** Material provided **
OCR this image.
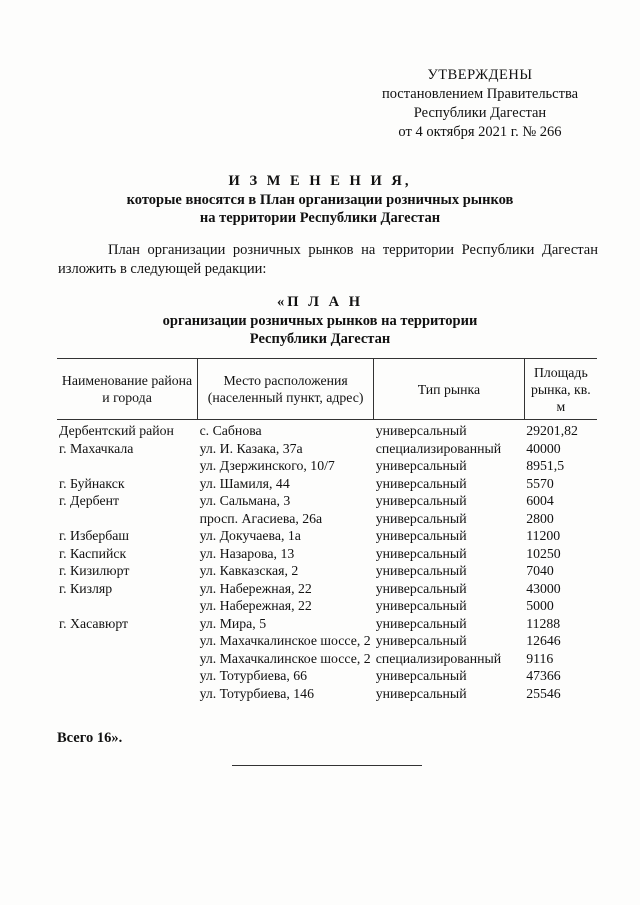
УТВЕРЖДЕНЫ
постановлением Правительства
Республики Дагестан
от 4 октября 2021 г. № 266
И З М Е Н Е Н И Я,
которые вносятся в План организации розничных рынков
на территории Республики Дагестан
План организации розничных рынков на территории Республики Дагестан изложить в следующей редакции:
«П Л А Н
организации розничных рынков на территории
Республики Дагестан
Наименование района и города	Место расположения (населенный пункт, адрес)	Тип рынка	Площадь рынка, кв. м
Дербентский район	с. Сабнова	универсальный	29201,82
г. Махачкала	ул. И. Казака, 37а	специализированный	40000
	ул. Дзержинского, 10/7	универсальный	8951,5
г. Буйнакск	ул. Шамиля, 44	универсальный	5570
г. Дербент	ул. Сальмана, 3	универсальный	6004
	просп. Агасиева, 26а	универсальный	2800
г. Избербаш	ул. Докучаева, 1а	универсальный	11200
г. Каспийск	ул. Назарова, 13	универсальный	10250
г. Кизилюрт	ул. Кавказская, 2	универсальный	7040
г. Кизляр	ул. Набережная, 22	универсальный	43000
	ул. Набережная, 22	универсальный	5000
г. Хасавюрт	ул. Мира, 5	универсальный	11288
	ул. Махачкалинское шоссе, 2	универсальный	12646
	ул. Махачкалинское шоссе, 2	специализированный	9116
	ул. Тотурбиева, 66	универсальный	47366
	ул. Тотурбиева, 146	универсальный	25546
Всего 16».
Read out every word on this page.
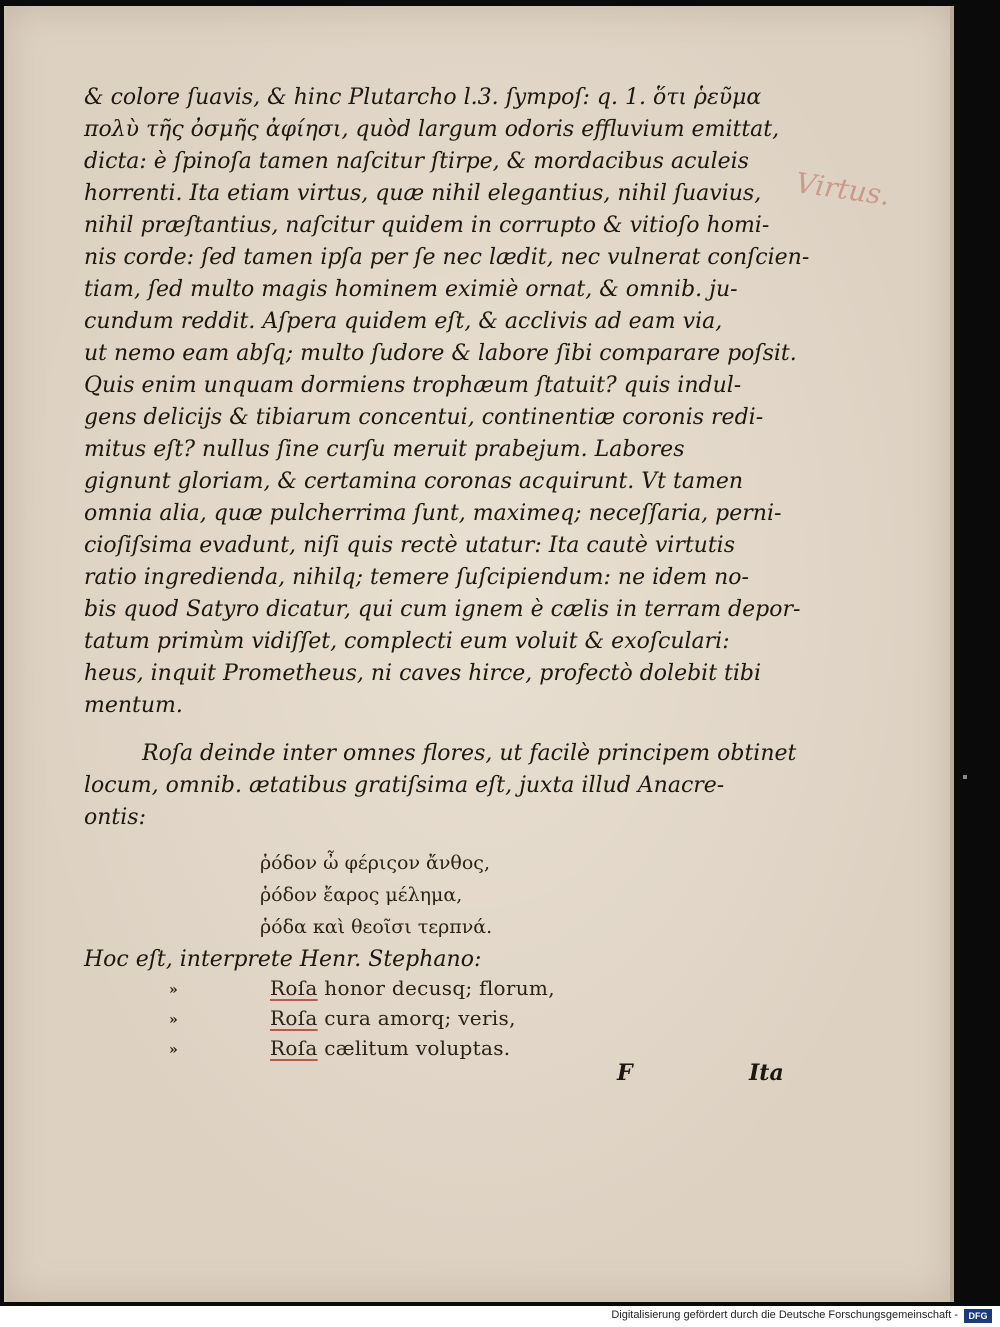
& colore ſuavis, & hinc Plutarcho l.3. ſympoſ: q. 1. ὅτι ῥεῦμα
πολὺ τῆς ὀσμῆς ἀφίησι, quòd largum odoris effluvium emittat,
dicta: è ſpinoſa tamen naſcitur ſtirpe, & mordacibus aculeis
horrenti. Ita etiam virtus, quæ nihil elegantius, nihil ſuavius,
nihil præſtantius, naſcitur quidem in corrupto & vitioſo homi-
nis corde: ſed tamen ipſa per ſe nec lædit, nec vulnerat conſcien-
tiam, ſed multo magis hominem eximiè ornat, & omnib. ju-
cundum reddit. Aſpera quidem eſt, & acclivis ad eam via,
ut nemo eam abſq; multo ſudore & labore ſibi comparare poſsit.
Quis enim unquam dormiens trophæum ſtatuit? quis indul-
gens delicijs & tibiarum concentui, continentiæ coronis redi-
mitus eſt? nullus ſine curſu meruit prabejum. Labores
gignunt gloriam, & certamina coronas acquirunt. Vt tamen
omnia alia, quæ pulcherrima ſunt, maximeq; neceſſaria, perni-
cioſiſsima evadunt, niſi quis rectè utatur: Ita cautè virtutis
ratio ingredienda, nihilq; temere ſuſcipiendum: ne idem no-
bis quod Satyro dicatur, qui cum ignem è cælis in terram depor-
tatum primùm vidiſſet, complecti eum voluit & exoſculari:
heus, inquit Prometheus, ni caves hirce, profectò dolebit tibi
mentum.
Roſa deinde inter omnes flores, ut facilè principem obtinet
locum, omnib. ætatibus gratiſsima eſt, juxta illud Anacre-
ontis:
ῥόδον ὦ φέριςον ἄνθος,
ῥόδον ἔαρος μέλημα,
ῥόδα καὶ θεοῖσι τερπνά.
Hoc eſt, interprete Henr. Stephano:
»	Roſa honor decusq; florum,
»	Roſa cura amorq; veris,
»	Roſa cælitum voluptas.
Virtus.
F	Ita
Digitalisierung gefördert durch die Deutsche Forschungsgemeinschaft -	DFG
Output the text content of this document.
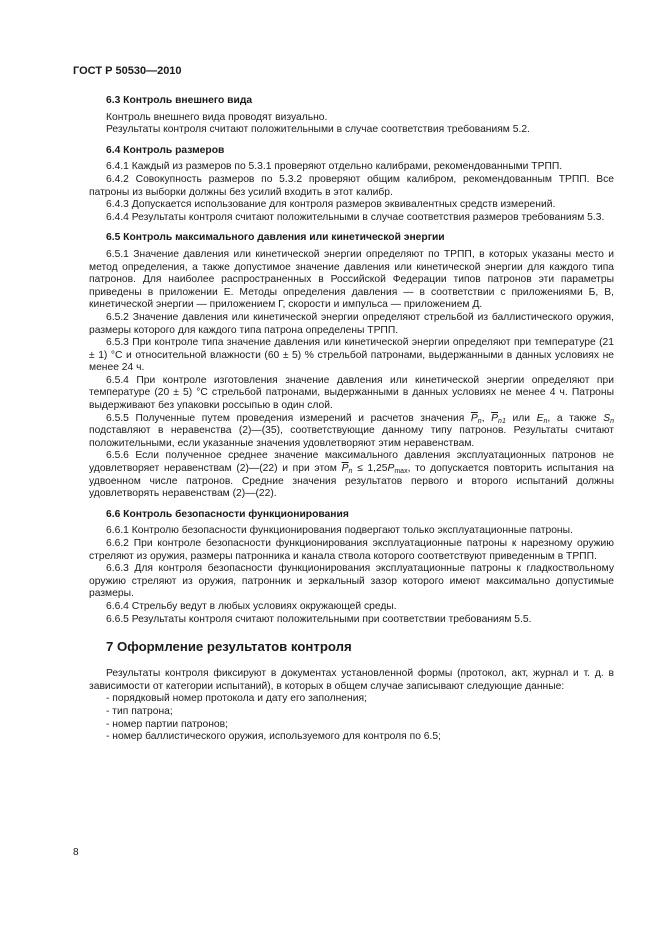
ГОСТ Р 50530—2010

6.3 Контроль внешнего вида

Контроль внешнего вида проводят визуально.

Результаты контроля считают положительными в случае соответствия требованиям 5.2.

6.4 Контроль размеров

6.4.1 Каждый из размеров по 5.3.1 проверяют отдельно калибрами, рекомендованными ТРПП.

6.4.2 Совокупность размеров по 5.3.2 проверяют общим калибром, рекомендованным ТРПП. Все патроны из выборки должны без усилий входить в этот калибр.

6.4.3 Допускается использование для контроля размеров эквивалентных средств измерений.

6.4.4 Результаты контроля считают положительными в случае соответствия размеров требованиям 5.3.

6.5 Контроль максимального давления или кинетической энергии

6.5.1 Значение давления или кинетической энергии определяют по ТРПП, в которых указаны место и метод определения, а также допустимое значение давления или кинетической энергии для каждого типа патронов. Для наиболее распространенных в Российской Федерации типов патронов эти параметры приведены в приложении Е. Методы определения давления — в соответствии с приложениями Б, В, кинетической энергии — приложением Г, скорости и импульса — приложением Д.

6.5.2 Значение давления или кинетической энергии определяют стрельбой из баллистического оружия, размеры которого для каждого типа патрона определены ТРПП.

6.5.3 При контроле типа значение давления или кинетической энергии определяют при температуре (21 ± 1) °C и относительной влажности (60 ± 5) % стрельбой патронами, выдержанными в данных условиях не менее 24 ч.

6.5.4 При контроле изготовления значение давления или кинетической энергии определяют при температуре (20 ± 5) °C стрельбой патронами, выдержанными в данных условиях не менее 4 ч. Патроны выдерживают без упаковки россыпью в один слой.

6.5.5 Полученные путем проведения измерений и расчетов значения $\overline{P}_n$, $\overline{P}_{n1}$ или $E_n$, а также $S_n$ подставляют в неравенства (2)—(35), соответствующие данному типу патронов. Результаты считают положительными, если указанные значения удовлетворяют этим неравенствам.

6.5.6 Если полученное среднее значение максимального давления эксплуатационных патронов не удовлетворяет неравенствам (2)—(22) и при этом $\overline{P}_n \le 1,25P_{max}$, то допускается повторить испытания на удвоенном числе патронов. Средние значения результатов первого и второго испытаний должны удовлетворять неравенствам (2)—(22).

6.6 Контроль безопасности функционирования

6.6.1 Контролю безопасности функционирования подвергают только эксплуатационные патроны.

6.6.2 При контроле безопасности функционирования эксплуатационные патроны к нарезному оружию стреляют из оружия, размеры патронника и канала ствола которого соответствуют приведенным в ТРПП.

6.6.3 Для контроля безопасности функционирования эксплуатационные патроны к гладкоствольному оружию стреляют из оружия, патронник и зеркальный зазор которого имеют максимально допустимые размеры.

6.6.4 Стрельбу ведут в любых условиях окружающей среды.

6.6.5 Результаты контроля считают положительными при соответствии требованиям 5.5.

7 Оформление результатов контроля

Результаты контроля фиксируют в документах установленной формы (протокол, акт, журнал и т. д. в зависимости от категории испытаний), в которых в общем случае записывают следующие данные:

- порядковый номер протокола и дату его заполнения;
- тип патрона;
- номер партии патронов;
- номер баллистического оружия, используемого для контроля по 6.5;
8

** Task description **
Restate each of the entries above word for word and skip every image.

** Solution to this exercise **
OCR this image.
УТВЕРЖДЕНЫ
постановлением Правительства
Республики Дагестан
от 4 октября 2021 г. № 266
И З М Е Н Е Н И Я,
которые вносятся в План организации розничных рынков
на территории Республики Дагестан
План организации розничных рынков на территории Республики Дагестан изложить в следующей редакции:
«П Л А Н
организации розничных рынков на территории
Республики Дагестан
Наименование района и города	Место расположения (населенный пункт, адрес)	Тип рынка	Площадь рынка, кв. м
Дербентский район	с. Сабнова	универсальный	29201,82
г. Махачкала	ул. И. Казака, 37а	специализированный	40000
	ул. Дзержинского, 10/7	универсальный	8951,5
г. Буйнакск	ул. Шамиля, 44	универсальный	5570
г. Дербент	ул. Сальмана, 3	универсальный	6004
	просп. Агасиева, 26а	универсальный	2800
г. Избербаш	ул. Докучаева, 1а	универсальный	11200
г. Каспийск	ул. Назарова, 13	универсальный	10250
г. Кизилюрт	ул. Кавказская, 2	универсальный	7040
г. Кизляр	ул. Набережная, 22	универсальный	43000
	ул. Набережная, 22	универсальный	5000
г. Хасавюрт	ул. Мира, 5	универсальный	11288
	ул. Махачкалинское шоссе, 2	универсальный	12646
	ул. Махачкалинское шоссе, 2	специализированный	9116
	ул. Тотурбиева, 66	универсальный	47366
	ул. Тотурбиева, 146	универсальный	25546
Всего 16».
Read out every word on this page.
& colore ſuavis, & hinc Plutarcho l.3. ſympoſ: q. 1. ὅτι ῥεῦμα
πολὺ τῆς ὀσμῆς ἀφίησι, quòd largum odoris effluvium emittat,
dicta: è ſpinoſa tamen naſcitur ſtirpe, & mordacibus aculeis
horrenti. Ita etiam virtus, quæ nihil elegantius, nihil ſuavius,
nihil præſtantius, naſcitur quidem in corrupto & vitioſo homi-
nis corde: ſed tamen ipſa per ſe nec lædit, nec vulnerat conſcien-
tiam, ſed multo magis hominem eximiè ornat, & omnib. ju-
cundum reddit. Aſpera quidem eſt, & acclivis ad eam via,
ut nemo eam abſq; multo ſudore & labore ſibi comparare poſsit.
Quis enim unquam dormiens trophæum ſtatuit? quis indul-
gens delicijs & tibiarum concentui, continentiæ coronis redi-
mitus eſt? nullus ſine curſu meruit prabejum. Labores
gignunt gloriam, & certamina coronas acquirunt. Vt tamen
omnia alia, quæ pulcherrima ſunt, maximeq; neceſſaria, perni-
cioſiſsima evadunt, niſi quis rectè utatur: Ita cautè virtutis
ratio ingredienda, nihilq; temere ſuſcipiendum: ne idem no-
bis quod Satyro dicatur, qui cum ignem è cælis in terram depor-
tatum primùm vidiſſet, complecti eum voluit & exoſculari:
heus, inquit Prometheus, ni caves hirce, profectò dolebit tibi
mentum.
Roſa deinde inter omnes flores, ut facilè principem obtinet
locum, omnib. ætatibus gratiſsima eſt, juxta illud Anacre-
ontis:
ῥόδον ὦ φέριςον ἄνθος,
ῥόδον ἔαρος μέλημα,
ῥόδα καὶ θεοῖσι τερπνά.
Hoc eſt, interprete Henr. Stephano:
»	Roſa honor decusq; florum,
»	Roſa cura amorq; veris,
»	Roſa cælitum voluptas.
Virtus.
F	Ita
Digitalisierung gefördert durch die Deutsche Forschungsgemeinschaft -	DFG
Output the text content of this document.
ГОСТ Р 50530—2010

6.3 Контроль внешнего вида

Контроль внешнего вида проводят визуально.

Результаты контроля считают положительными в случае соответствия требованиям 5.2.

6.4 Контроль размеров

6.4.1 Каждый из размеров по 5.3.1 проверяют отдельно калибрами, рекомендованными ТРПП.

6.4.2 Совокупность размеров по 5.3.2 проверяют общим калибром, рекомендованным ТРПП. Все патроны из выборки должны без усилий входить в этот калибр.

6.4.3 Допускается использование для контроля размеров эквивалентных средств измерений.

6.4.4 Результаты контроля считают положительными в случае соответствия размеров требованиям 5.3.

6.5 Контроль максимального давления или кинетической энергии

6.5.1 Значение давления или кинетической энергии определяют по ТРПП, в которых указаны место и метод определения, а также допустимое значение давления или кинетической энергии для каждого типа патронов. Для наиболее распространенных в Российской Федерации типов патронов эти параметры приведены в приложении Е. Методы определения давления — в соответствии с приложениями Б, В, кинетической энергии — приложением Г, скорости и импульса — приложением Д.

6.5.2 Значение давления или кинетической энергии определяют стрельбой из баллистического оружия, размеры которого для каждого типа патрона определены ТРПП.

6.5.3 При контроле типа значение давления или кинетической энергии определяют при температуре (21 ± 1) °C и относительной влажности (60 ± 5) % стрельбой патронами, выдержанными в данных условиях не менее 24 ч.

6.5.4 При контроле изготовления значение давления или кинетической энергии определяют при температуре (20 ± 5) °C стрельбой патронами, выдержанными в данных условиях не менее 4 ч. Патроны выдерживают без упаковки россыпью в один слой.

6.5.5 Полученные путем проведения измерений и расчетов значения $\overline{P}_n$, $\overline{P}_{n1}$ или $E_n$, а также $S_n$ подставляют в неравенства (2)—(35), соответствующие данному типу патронов. Результаты считают положительными, если указанные значения удовлетворяют этим неравенствам.

6.5.6 Если полученное среднее значение максимального давления эксплуатационных патронов не удовлетворяет неравенствам (2)—(22) и при этом $\overline{P}_n \le 1,25P_{max}$, то допускается повторить испытания на удвоенном числе патронов. Средние значения результатов первого и второго испытаний должны удовлетворять неравенствам (2)—(22).

6.6 Контроль безопасности функционирования

6.6.1 Контролю безопасности функционирования подвергают только эксплуатационные патроны.

6.6.2 При контроле безопасности функционирования эксплуатационные патроны к нарезному оружию стреляют из оружия, размеры патронника и канала ствола которого соответствуют приведенным в ТРПП.

6.6.3 Для контроля безопасности функционирования эксплуатационные патроны к гладкоствольному оружию стреляют из оружия, патронник и зеркальный зазор которого имеют максимально допустимые размеры.

6.6.4 Стрельбу ведут в любых условиях окружающей среды.

6.6.5 Результаты контроля считают положительными при соответствии требованиям 5.5.

7 Оформление результатов контроля

Результаты контроля фиксируют в документах установленной формы (протокол, акт, журнал и т. д. в зависимости от категории испытаний), в которых в общем случае записывают следующие данные:

- порядковый номер протокола и дату его заполнения;
- тип патрона;
- номер партии патронов;
- номер баллистического оружия, используемого для контроля по 6.5;
8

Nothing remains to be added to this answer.